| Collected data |
▬▬▬▬▬▬
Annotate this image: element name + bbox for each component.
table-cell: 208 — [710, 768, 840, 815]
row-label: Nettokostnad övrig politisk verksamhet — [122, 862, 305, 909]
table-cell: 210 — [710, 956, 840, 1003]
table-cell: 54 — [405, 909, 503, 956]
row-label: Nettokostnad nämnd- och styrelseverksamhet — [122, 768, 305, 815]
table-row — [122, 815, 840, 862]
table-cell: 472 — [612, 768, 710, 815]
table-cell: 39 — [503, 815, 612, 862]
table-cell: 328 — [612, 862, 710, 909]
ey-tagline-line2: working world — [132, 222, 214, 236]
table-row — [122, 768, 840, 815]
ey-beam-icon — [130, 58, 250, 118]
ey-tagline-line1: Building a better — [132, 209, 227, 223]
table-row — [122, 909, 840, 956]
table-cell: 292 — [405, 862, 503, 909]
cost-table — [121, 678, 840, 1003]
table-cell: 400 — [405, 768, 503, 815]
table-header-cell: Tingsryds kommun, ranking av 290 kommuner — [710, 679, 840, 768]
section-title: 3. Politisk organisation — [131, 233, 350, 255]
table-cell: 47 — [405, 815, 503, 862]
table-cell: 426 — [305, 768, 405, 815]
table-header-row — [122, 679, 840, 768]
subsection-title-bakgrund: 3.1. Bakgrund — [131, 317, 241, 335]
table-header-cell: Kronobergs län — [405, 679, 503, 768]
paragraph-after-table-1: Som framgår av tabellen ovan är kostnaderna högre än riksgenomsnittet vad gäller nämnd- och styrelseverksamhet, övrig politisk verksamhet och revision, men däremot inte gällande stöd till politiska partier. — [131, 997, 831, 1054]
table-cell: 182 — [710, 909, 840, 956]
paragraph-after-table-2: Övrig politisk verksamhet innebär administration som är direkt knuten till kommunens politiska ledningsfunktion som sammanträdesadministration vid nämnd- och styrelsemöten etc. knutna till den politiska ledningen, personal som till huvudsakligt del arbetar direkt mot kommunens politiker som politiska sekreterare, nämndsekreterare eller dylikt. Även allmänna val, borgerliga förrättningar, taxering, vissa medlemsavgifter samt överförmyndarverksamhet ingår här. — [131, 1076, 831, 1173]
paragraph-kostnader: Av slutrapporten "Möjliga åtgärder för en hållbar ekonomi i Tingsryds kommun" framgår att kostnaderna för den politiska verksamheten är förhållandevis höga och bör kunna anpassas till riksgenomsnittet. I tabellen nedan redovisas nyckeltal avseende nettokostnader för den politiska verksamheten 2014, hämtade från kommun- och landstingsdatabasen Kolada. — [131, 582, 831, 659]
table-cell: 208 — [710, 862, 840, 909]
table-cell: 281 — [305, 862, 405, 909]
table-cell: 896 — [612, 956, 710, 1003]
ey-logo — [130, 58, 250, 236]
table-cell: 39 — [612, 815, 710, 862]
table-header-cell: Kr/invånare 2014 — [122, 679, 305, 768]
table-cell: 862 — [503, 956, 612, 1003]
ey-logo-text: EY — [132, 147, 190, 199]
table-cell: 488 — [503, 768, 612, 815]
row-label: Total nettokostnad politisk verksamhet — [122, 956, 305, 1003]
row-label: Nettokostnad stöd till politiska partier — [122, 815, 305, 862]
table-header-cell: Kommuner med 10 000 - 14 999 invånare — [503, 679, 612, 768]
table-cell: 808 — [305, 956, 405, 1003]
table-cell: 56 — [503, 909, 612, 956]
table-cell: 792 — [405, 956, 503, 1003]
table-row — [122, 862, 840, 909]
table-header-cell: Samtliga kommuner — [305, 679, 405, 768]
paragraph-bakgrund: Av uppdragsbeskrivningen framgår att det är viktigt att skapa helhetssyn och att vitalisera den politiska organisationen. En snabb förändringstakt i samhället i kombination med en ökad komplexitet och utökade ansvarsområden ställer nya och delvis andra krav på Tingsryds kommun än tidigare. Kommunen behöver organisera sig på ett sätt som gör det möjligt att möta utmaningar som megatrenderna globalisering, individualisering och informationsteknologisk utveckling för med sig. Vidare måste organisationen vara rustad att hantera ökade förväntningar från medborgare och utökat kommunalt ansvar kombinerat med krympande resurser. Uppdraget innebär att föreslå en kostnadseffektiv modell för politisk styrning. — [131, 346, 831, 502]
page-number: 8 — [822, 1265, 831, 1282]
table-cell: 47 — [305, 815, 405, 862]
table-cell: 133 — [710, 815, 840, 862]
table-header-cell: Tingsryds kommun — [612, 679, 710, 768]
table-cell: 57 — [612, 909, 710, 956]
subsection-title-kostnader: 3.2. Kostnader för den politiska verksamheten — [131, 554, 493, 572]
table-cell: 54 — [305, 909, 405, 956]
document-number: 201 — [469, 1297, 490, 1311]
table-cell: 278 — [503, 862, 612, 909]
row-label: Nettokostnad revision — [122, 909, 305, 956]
▬▬▬▬▬▬
| TRY IT |
Write out the records again, exactly as given.

| ANSWER TO THIS EXERCISE |
Annotate this image: element name + bbox for each component.
table-cell: 208 — [710, 768, 840, 815]
row-label: Nettokostnad övrig politisk verksamhet — [122, 862, 305, 909]
table-cell: 210 — [710, 956, 840, 1003]
table-cell: 54 — [405, 909, 503, 956]
row-label: Nettokostnad nämnd- och styrelseverksamhet — [122, 768, 305, 815]
table-row — [122, 815, 840, 862]
table-cell: 472 — [612, 768, 710, 815]
table-cell: 39 — [503, 815, 612, 862]
table-cell: 328 — [612, 862, 710, 909]
ey-tagline-line2: working world — [132, 222, 214, 236]
table-row — [122, 768, 840, 815]
ey-beam-icon — [130, 58, 250, 118]
ey-tagline-line1: Building a better — [132, 209, 227, 223]
table-row — [122, 909, 840, 956]
table-cell: 292 — [405, 862, 503, 909]
cost-table — [121, 678, 840, 1003]
table-cell: 400 — [405, 768, 503, 815]
table-header-cell: Tingsryds kommun, ranking av 290 kommuner — [710, 679, 840, 768]
section-title: 3. Politisk organisation — [131, 233, 350, 255]
table-cell: 47 — [405, 815, 503, 862]
table-cell: 426 — [305, 768, 405, 815]
table-header-row — [122, 679, 840, 768]
subsection-title-bakgrund: 3.1. Bakgrund — [131, 317, 241, 335]
table-header-cell: Kronobergs län — [405, 679, 503, 768]
paragraph-after-table-1: Som framgår av tabellen ovan är kostnaderna högre än riksgenomsnittet vad gäller nämnd- och styrelseverksamhet, övrig politisk verksamhet och revision, men däremot inte gällande stöd till politiska partier. — [131, 997, 831, 1054]
table-cell: 182 — [710, 909, 840, 956]
paragraph-after-table-2: Övrig politisk verksamhet innebär administration som är direkt knuten till kommunens politiska ledningsfunktion som sammanträdesadministration vid nämnd- och styrelsemöten etc. knutna till den politiska ledningen, personal som till huvudsakligt del arbetar direkt mot kommunens politiker som politiska sekreterare, nämndsekreterare eller dylikt. Även allmänna val, borgerliga förrättningar, taxering, vissa medlemsavgifter samt överförmyndarverksamhet ingår här. — [131, 1076, 831, 1173]
paragraph-kostnader: Av slutrapporten "Möjliga åtgärder för en hållbar ekonomi i Tingsryds kommun" framgår att kostnaderna för den politiska verksamheten är förhållandevis höga och bör kunna anpassas till riksgenomsnittet. I tabellen nedan redovisas nyckeltal avseende nettokostnader för den politiska verksamheten 2014, hämtade från kommun- och landstingsdatabasen Kolada. — [131, 582, 831, 659]
table-cell: 208 — [710, 862, 840, 909]
table-cell: 281 — [305, 862, 405, 909]
table-cell: 896 — [612, 956, 710, 1003]
ey-logo — [130, 58, 250, 236]
table-cell: 39 — [612, 815, 710, 862]
table-header-cell: Kr/invånare 2014 — [122, 679, 305, 768]
table-cell: 862 — [503, 956, 612, 1003]
ey-logo-text: EY — [132, 147, 190, 199]
table-cell: 488 — [503, 768, 612, 815]
row-label: Total nettokostnad politisk verksamhet — [122, 956, 305, 1003]
row-label: Nettokostnad stöd till politiska partier — [122, 815, 305, 862]
table-header-cell: Kommuner med 10 000 - 14 999 invånare — [503, 679, 612, 768]
table-cell: 808 — [305, 956, 405, 1003]
table-cell: 56 — [503, 909, 612, 956]
table-cell: 792 — [405, 956, 503, 1003]
table-row — [122, 862, 840, 909]
table-header-cell: Samtliga kommuner — [305, 679, 405, 768]
paragraph-bakgrund: Av uppdragsbeskrivningen framgår att det är viktigt att skapa helhetssyn och att vitalisera den politiska organisationen. En snabb förändringstakt i samhället i kombination med en ökad komplexitet och utökade ansvarsområden ställer nya och delvis andra krav på Tingsryds kommun än tidigare. Kommunen behöver organisera sig på ett sätt som gör det möjligt att möta utmaningar som megatrenderna globalisering, individualisering och informationsteknologisk utveckling för med sig. Vidare måste organisationen vara rustad att hantera ökade förväntningar från medborgare och utökat kommunalt ansvar kombinerat med krympande resurser. Uppdraget innebär att föreslå en kostnadseffektiv modell för politisk styrning. — [131, 346, 831, 502]
page-number: 8 — [822, 1265, 831, 1282]
table-cell: 47 — [305, 815, 405, 862]
table-cell: 133 — [710, 815, 840, 862]
table-header-cell: Tingsryds kommun — [612, 679, 710, 768]
table-cell: 57 — [612, 909, 710, 956]
subsection-title-kostnader: 3.2. Kostnader för den politiska verksamheten — [131, 554, 493, 572]
table-cell: 54 — [305, 909, 405, 956]
document-number: 201 — [469, 1297, 490, 1311]
table-cell: 278 — [503, 862, 612, 909]
row-label: Nettokostnad revision — [122, 909, 305, 956]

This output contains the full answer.